Exercise prompt: What follows is a block of records; restate each one word for word.

Material for the task:

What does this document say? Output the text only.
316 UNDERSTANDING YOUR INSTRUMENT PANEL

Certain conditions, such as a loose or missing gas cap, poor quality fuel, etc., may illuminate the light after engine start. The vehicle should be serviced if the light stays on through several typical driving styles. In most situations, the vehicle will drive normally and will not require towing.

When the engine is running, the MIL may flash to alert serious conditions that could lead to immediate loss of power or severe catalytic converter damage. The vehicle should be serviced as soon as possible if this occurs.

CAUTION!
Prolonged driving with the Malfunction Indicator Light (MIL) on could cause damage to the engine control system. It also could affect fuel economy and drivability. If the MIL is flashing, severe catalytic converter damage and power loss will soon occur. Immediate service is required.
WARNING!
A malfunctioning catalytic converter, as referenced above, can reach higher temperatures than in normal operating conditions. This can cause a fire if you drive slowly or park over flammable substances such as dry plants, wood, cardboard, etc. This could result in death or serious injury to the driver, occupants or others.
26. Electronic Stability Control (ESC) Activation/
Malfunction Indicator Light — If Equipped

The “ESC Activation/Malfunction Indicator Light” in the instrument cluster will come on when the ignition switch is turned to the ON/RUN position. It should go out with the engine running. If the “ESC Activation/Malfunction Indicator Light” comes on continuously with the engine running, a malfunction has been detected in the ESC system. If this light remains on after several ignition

Response to this exercise:
What does this document say? Output the text only.
316 UNDERSTANDING YOUR INSTRUMENT PANEL

Certain conditions, such as a loose or missing gas cap, poor quality fuel, etc., may illuminate the light after engine start. The vehicle should be serviced if the light stays on through several typical driving styles. In most situations, the vehicle will drive normally and will not require towing.

When the engine is running, the MIL may flash to alert serious conditions that could lead to immediate loss of power or severe catalytic converter damage. The vehicle should be serviced as soon as possible if this occurs.

CAUTION!
Prolonged driving with the Malfunction Indicator Light (MIL) on could cause damage to the engine control system. It also could affect fuel economy and drivability. If the MIL is flashing, severe catalytic converter damage and power loss will soon occur. Immediate service is required.
WARNING!
A malfunctioning catalytic converter, as referenced above, can reach higher temperatures than in normal operating conditions. This can cause a fire if you drive slowly or park over flammable substances such as dry plants, wood, cardboard, etc. This could result in death or serious injury to the driver, occupants or others.
26. Electronic Stability Control (ESC) Activation/
Malfunction Indicator Light — If Equipped

The “ESC Activation/Malfunction Indicator Light” in the instrument cluster will come on when the ignition switch is turned to the ON/RUN position. It should go out with the engine running. If the “ESC Activation/Malfunction Indicator Light” comes on continuously with the engine running, a malfunction has been detected in the ESC system. If this light remains on after several ignition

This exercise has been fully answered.